Without the pictures, copy the entries below word for word.

Start of MATERIAL FOR THIS EXERCISE

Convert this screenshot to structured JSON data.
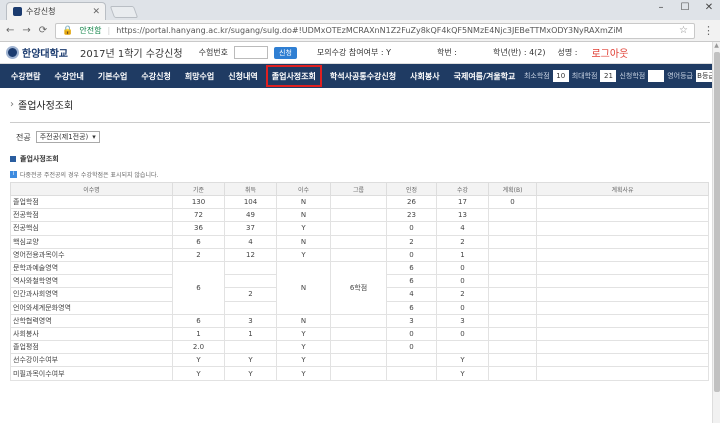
{
  "browser": {
    "tab_title": "수강신청",
    "secure_label": "안전함",
    "url": "https://portal.hanyang.ac.kr/sugang/sulg.do#!UDMxOTEzMCRAXnN1Z2FuZy8kQF4kQF5NMzE4Njc3JEBeTTMxODY3NyRAXmZiM"
  },
  "header": {
    "university": "한양대학교",
    "system_title": "2017년 1학기 수강신청",
    "exam_no_label": "수험번호",
    "search_btn": "신청",
    "mock_label": "모의수강 참여여부 : Y",
    "hakbun_label": "학번 :",
    "grade_label": "학년(반) : 4(2)",
    "name_label": "성명 :",
    "logout": "로그아웃"
  },
  "nav": {
    "items": [
      "수강편람",
      "수강안내",
      "기본수업",
      "수강신청",
      "희망수업",
      "신청내역",
      "졸업사정조회",
      "학석사공통수강신청",
      "사회봉사",
      "국제여름/겨울학교"
    ],
    "active_index": 6,
    "right": {
      "min_label": "최소학점",
      "min_val": "10",
      "max_label": "최대학점",
      "max_val": "21",
      "apply_label": "신청학점",
      "apply_val": "",
      "eng_label": "영어등급",
      "eng_val": "B등급"
    }
  },
  "page": {
    "title": "졸업사정조회",
    "filter_label": "전공",
    "filter_value": "주전공(제1전공)",
    "section_title": "졸업사정조회",
    "note": "다중전공 주전공의 경우 수강학점은 표시되지 않습니다."
  },
  "table": {
    "headers": [
      "이수명",
      "기준",
      "취득",
      "이수",
      "그룹",
      "인정",
      "수강",
      "계획(B)",
      "계획사유"
    ],
    "rows": [
      {
        "name": "졸업학점",
        "std": "130",
        "get": "104",
        "fin": "N",
        "grp": "",
        "rec": "26",
        "cur": "17",
        "plan": "0",
        "reason": ""
      },
      {
        "name": "전공학점",
        "std": "72",
        "get": "49",
        "fin": "N",
        "grp": "",
        "rec": "23",
        "cur": "13",
        "plan": "",
        "reason": ""
      },
      {
        "name": "전공핵심",
        "std": "36",
        "get": "37",
        "fin": "Y",
        "grp": "",
        "rec": "0",
        "cur": "4",
        "plan": "",
        "reason": ""
      },
      {
        "name": "핵심교양",
        "std": "6",
        "get": "4",
        "fin": "N",
        "grp": "",
        "rec": "2",
        "cur": "2",
        "plan": "",
        "reason": ""
      },
      {
        "name": "영어전용과목이수",
        "std": "2",
        "get": "12",
        "fin": "Y",
        "grp": "",
        "rec": "0",
        "cur": "1",
        "plan": "",
        "reason": ""
      },
      {
        "name": "문학과예술영역",
        "std": "",
        "get": "",
        "fin": "",
        "grp": "",
        "rec": "6",
        "cur": "0",
        "plan": "",
        "reason": ""
      },
      {
        "name": "역사와철학영역",
        "std": "",
        "get": "",
        "fin": "",
        "grp": "",
        "rec": "6",
        "cur": "0",
        "plan": "",
        "reason": ""
      },
      {
        "name": "인간과사회영역",
        "std": "",
        "get": "2",
        "fin": "",
        "grp": "",
        "rec": "4",
        "cur": "2",
        "plan": "",
        "reason": ""
      },
      {
        "name": "언어와세계문화영역",
        "std": "",
        "get": "",
        "fin": "",
        "grp": "",
        "rec": "6",
        "cur": "0",
        "plan": "",
        "reason": ""
      },
      {
        "name": "산학협력영역",
        "std": "6",
        "get": "3",
        "fin": "N",
        "grp": "",
        "rec": "3",
        "cur": "3",
        "plan": "",
        "reason": ""
      },
      {
        "name": "사회봉사",
        "std": "1",
        "get": "1",
        "fin": "Y",
        "grp": "",
        "rec": "0",
        "cur": "0",
        "plan": "",
        "reason": ""
      },
      {
        "name": "졸업평점",
        "std": "2.0",
        "get": "",
        "fin": "Y",
        "grp": "",
        "rec": "0",
        "cur": "",
        "plan": "",
        "reason": ""
      },
      {
        "name": "선수강이수여부",
        "std": "Y",
        "get": "Y",
        "fin": "Y",
        "grp": "",
        "rec": "",
        "cur": "Y",
        "plan": "",
        "reason": ""
      },
      {
        "name": "미필과목이수여부",
        "std": "Y",
        "get": "Y",
        "fin": "Y",
        "grp": "",
        "rec": "",
        "cur": "Y",
        "plan": "",
        "reason": ""
      }
    ],
    "merged": {
      "std": "6",
      "fin": "N",
      "grp": "6학점"
    }
  }
}
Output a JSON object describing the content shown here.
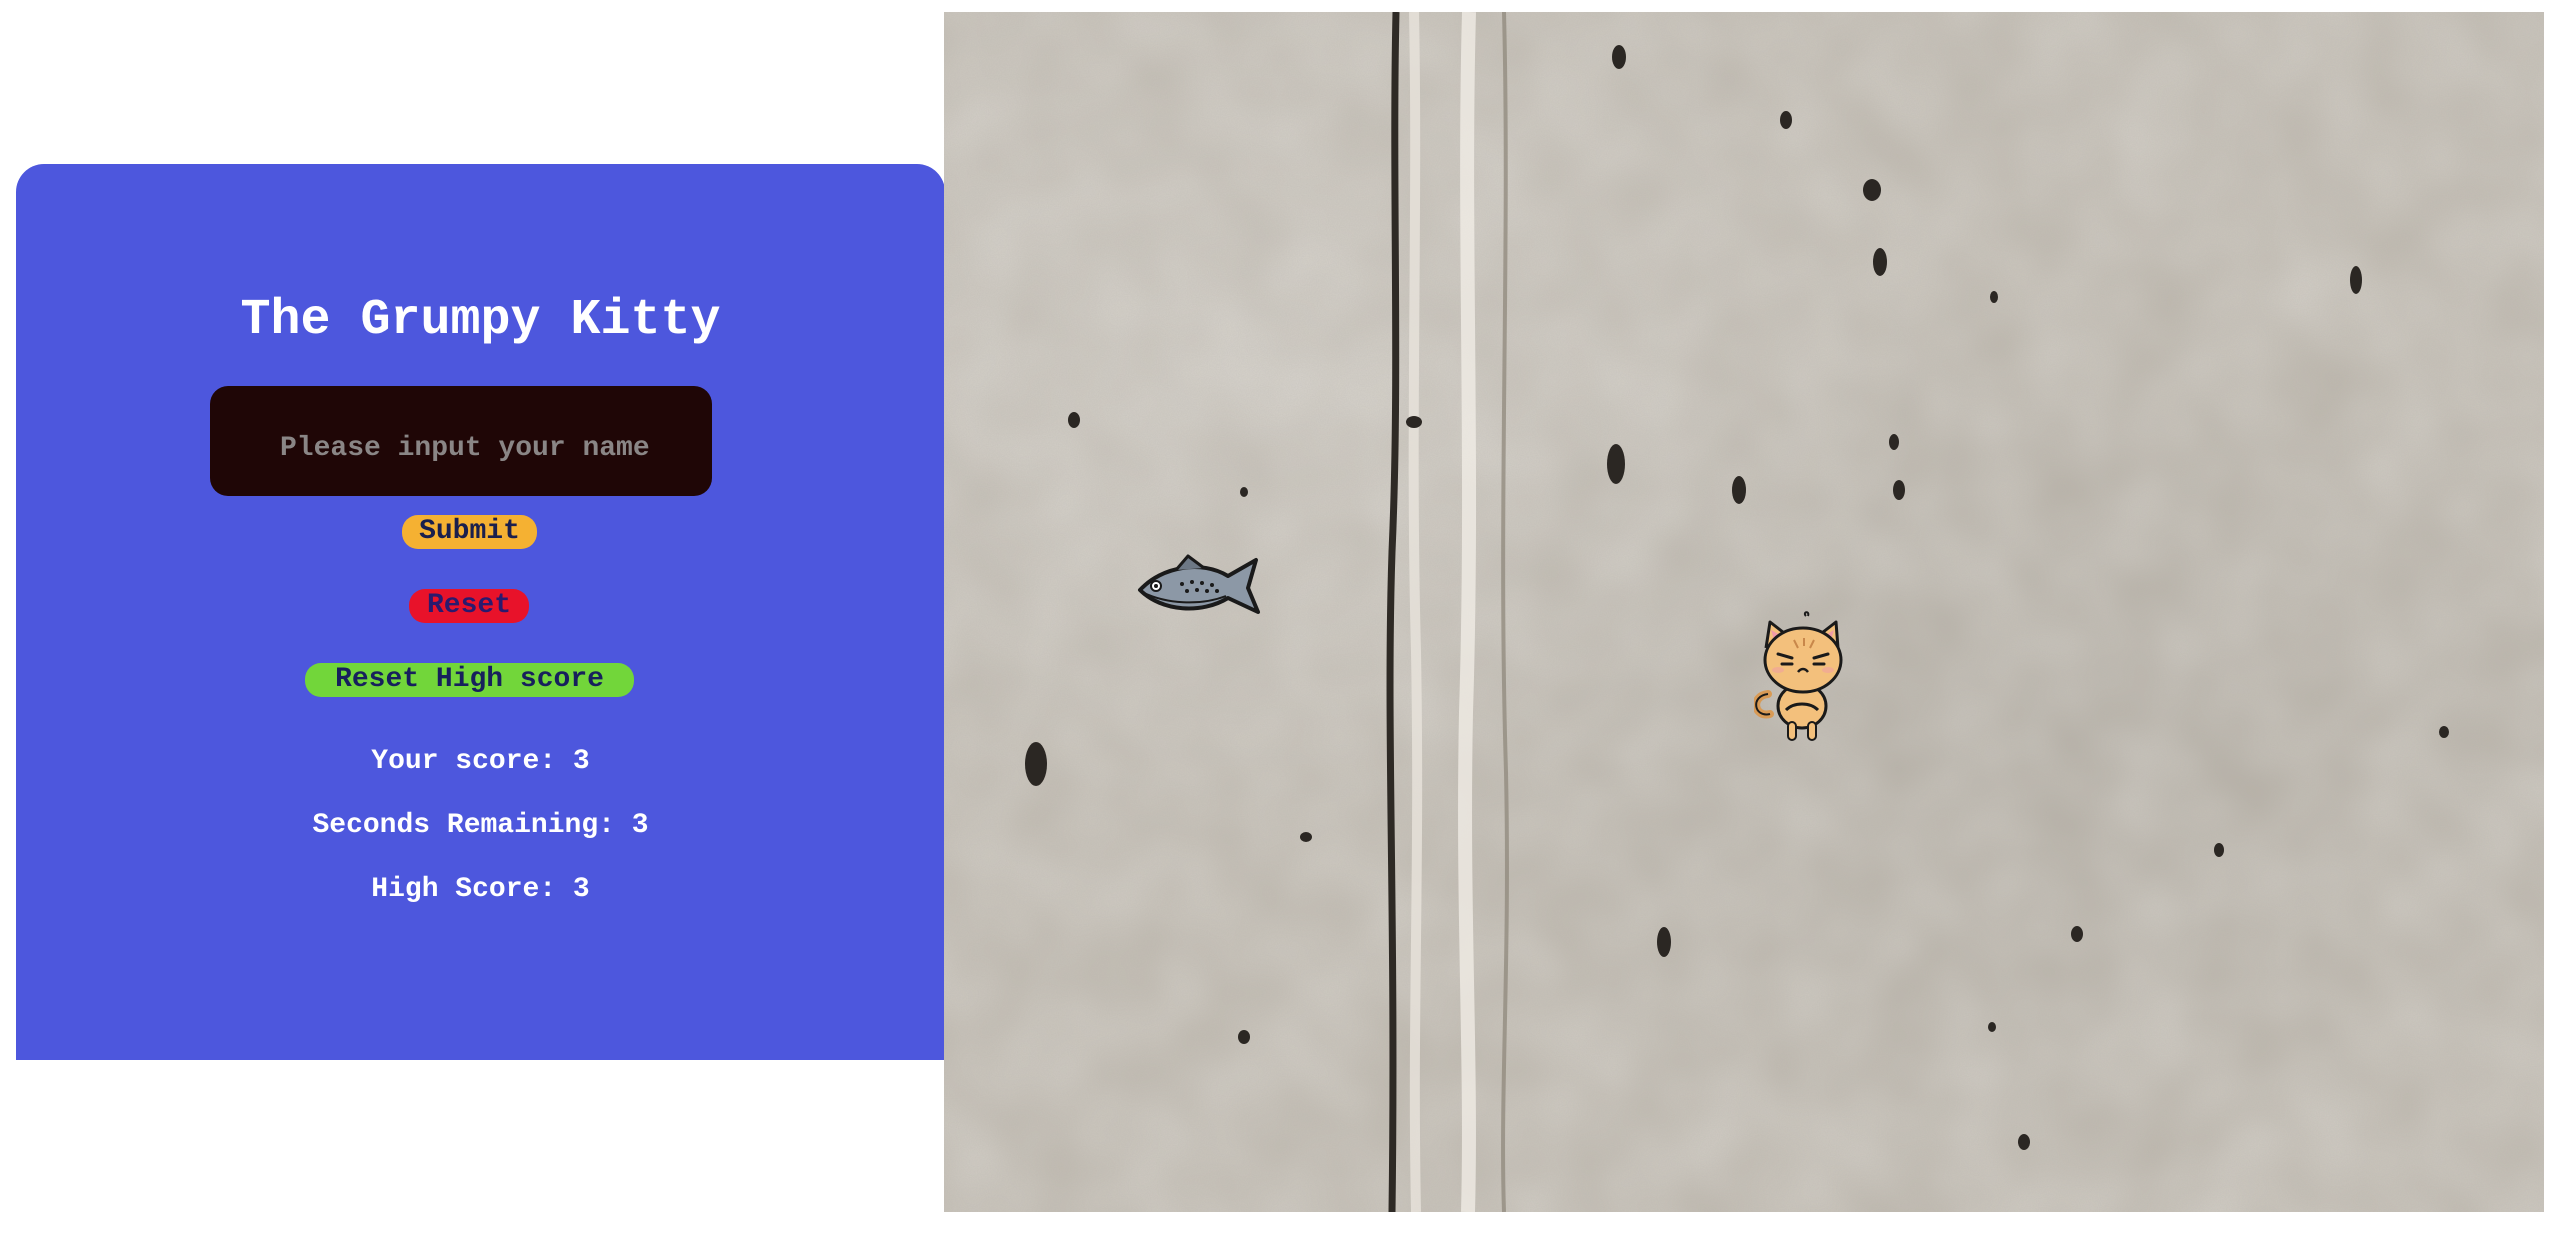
{
  "panel": {
    "title": "The Grumpy Kitty",
    "name_input": {
      "placeholder": "Please input your name",
      "value": ""
    },
    "buttons": {
      "submit_label": "Submit",
      "reset_label": "Reset",
      "reset_high_label": "Reset High score"
    },
    "stats": {
      "score_text": "Your score: 3",
      "seconds_text": "Seconds Remaining: 3",
      "high_score_text": "High Score: 3"
    },
    "colors": {
      "panel_bg": "#4d57dd",
      "input_bg": "#1f0606",
      "submit_bg": "#f5b132",
      "reset_bg": "#e8122a",
      "reset_high_bg": "#72d63a"
    }
  },
  "game": {
    "background": "concrete-wall-texture",
    "sprites": [
      {
        "name": "fish",
        "icon": "fish-icon"
      },
      {
        "name": "kitty",
        "icon": "grumpy-cat-icon"
      }
    ]
  }
}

End of MATERIAL FOR THIS EXERCISE

TASK ANSWER:
Convert this screenshot to structured JSON data.
{
  "browser": {
    "tab_title": "수강신청",
    "secure_label": "안전함",
    "url": "https://portal.hanyang.ac.kr/sugang/sulg.do#!UDMxOTEzMCRAXnN1Z2FuZy8kQF4kQF5NMzE4Njc3JEBeTTMxODY3NyRAXmZiM"
  },
  "header": {
    "university": "한양대학교",
    "system_title": "2017년 1학기 수강신청",
    "exam_no_label": "수험번호",
    "search_btn": "신청",
    "mock_label": "모의수강 참여여부 : Y",
    "hakbun_label": "학번 :",
    "grade_label": "학년(반) : 4(2)",
    "name_label": "성명 :",
    "logout": "로그아웃"
  },
  "nav": {
    "items": [
      "수강편람",
      "수강안내",
      "기본수업",
      "수강신청",
      "희망수업",
      "신청내역",
      "졸업사정조회",
      "학석사공통수강신청",
      "사회봉사",
      "국제여름/겨울학교"
    ],
    "active_index": 6,
    "right": {
      "min_label": "최소학점",
      "min_val": "10",
      "max_label": "최대학점",
      "max_val": "21",
      "apply_label": "신청학점",
      "apply_val": "",
      "eng_label": "영어등급",
      "eng_val": "B등급"
    }
  },
  "page": {
    "title": "졸업사정조회",
    "filter_label": "전공",
    "filter_value": "주전공(제1전공)",
    "section_title": "졸업사정조회",
    "note": "다중전공 주전공의 경우 수강학점은 표시되지 않습니다."
  },
  "table": {
    "headers": [
      "이수명",
      "기준",
      "취득",
      "이수",
      "그룹",
      "인정",
      "수강",
      "계획(B)",
      "계획사유"
    ],
    "rows": [
      {
        "name": "졸업학점",
        "std": "130",
        "get": "104",
        "fin": "N",
        "grp": "",
        "rec": "26",
        "cur": "17",
        "plan": "0",
        "reason": ""
      },
      {
        "name": "전공학점",
        "std": "72",
        "get": "49",
        "fin": "N",
        "grp": "",
        "rec": "23",
        "cur": "13",
        "plan": "",
        "reason": ""
      },
      {
        "name": "전공핵심",
        "std": "36",
        "get": "37",
        "fin": "Y",
        "grp": "",
        "rec": "0",
        "cur": "4",
        "plan": "",
        "reason": ""
      },
      {
        "name": "핵심교양",
        "std": "6",
        "get": "4",
        "fin": "N",
        "grp": "",
        "rec": "2",
        "cur": "2",
        "plan": "",
        "reason": ""
      },
      {
        "name": "영어전용과목이수",
        "std": "2",
        "get": "12",
        "fin": "Y",
        "grp": "",
        "rec": "0",
        "cur": "1",
        "plan": "",
        "reason": ""
      },
      {
        "name": "문학과예술영역",
        "std": "",
        "get": "",
        "fin": "",
        "grp": "",
        "rec": "6",
        "cur": "0",
        "plan": "",
        "reason": ""
      },
      {
        "name": "역사와철학영역",
        "std": "",
        "get": "",
        "fin": "",
        "grp": "",
        "rec": "6",
        "cur": "0",
        "plan": "",
        "reason": ""
      },
      {
        "name": "인간과사회영역",
        "std": "",
        "get": "2",
        "fin": "",
        "grp": "",
        "rec": "4",
        "cur": "2",
        "plan": "",
        "reason": ""
      },
      {
        "name": "언어와세계문화영역",
        "std": "",
        "get": "",
        "fin": "",
        "grp": "",
        "rec": "6",
        "cur": "0",
        "plan": "",
        "reason": ""
      },
      {
        "name": "산학협력영역",
        "std": "6",
        "get": "3",
        "fin": "N",
        "grp": "",
        "rec": "3",
        "cur": "3",
        "plan": "",
        "reason": ""
      },
      {
        "name": "사회봉사",
        "std": "1",
        "get": "1",
        "fin": "Y",
        "grp": "",
        "rec": "0",
        "cur": "0",
        "plan": "",
        "reason": ""
      },
      {
        "name": "졸업평점",
        "std": "2.0",
        "get": "",
        "fin": "Y",
        "grp": "",
        "rec": "0",
        "cur": "",
        "plan": "",
        "reason": ""
      },
      {
        "name": "선수강이수여부",
        "std": "Y",
        "get": "Y",
        "fin": "Y",
        "grp": "",
        "rec": "",
        "cur": "Y",
        "plan": "",
        "reason": ""
      },
      {
        "name": "미필과목이수여부",
        "std": "Y",
        "get": "Y",
        "fin": "Y",
        "grp": "",
        "rec": "",
        "cur": "Y",
        "plan": "",
        "reason": ""
      }
    ],
    "merged": {
      "std": "6",
      "fin": "N",
      "grp": "6학점"
    }
  }
}
Output a JSON object describing the content shown here.
{
  "panel": {
    "title": "The Grumpy Kitty",
    "name_input": {
      "placeholder": "Please input your name",
      "value": ""
    },
    "buttons": {
      "submit_label": "Submit",
      "reset_label": "Reset",
      "reset_high_label": "Reset High score"
    },
    "stats": {
      "score_text": "Your score: 3",
      "seconds_text": "Seconds Remaining: 3",
      "high_score_text": "High Score: 3"
    },
    "colors": {
      "panel_bg": "#4d57dd",
      "input_bg": "#1f0606",
      "submit_bg": "#f5b132",
      "reset_bg": "#e8122a",
      "reset_high_bg": "#72d63a"
    }
  },
  "game": {
    "background": "concrete-wall-texture",
    "sprites": [
      {
        "name": "fish",
        "icon": "fish-icon"
      },
      {
        "name": "kitty",
        "icon": "grumpy-cat-icon"
      }
    ]
  }
}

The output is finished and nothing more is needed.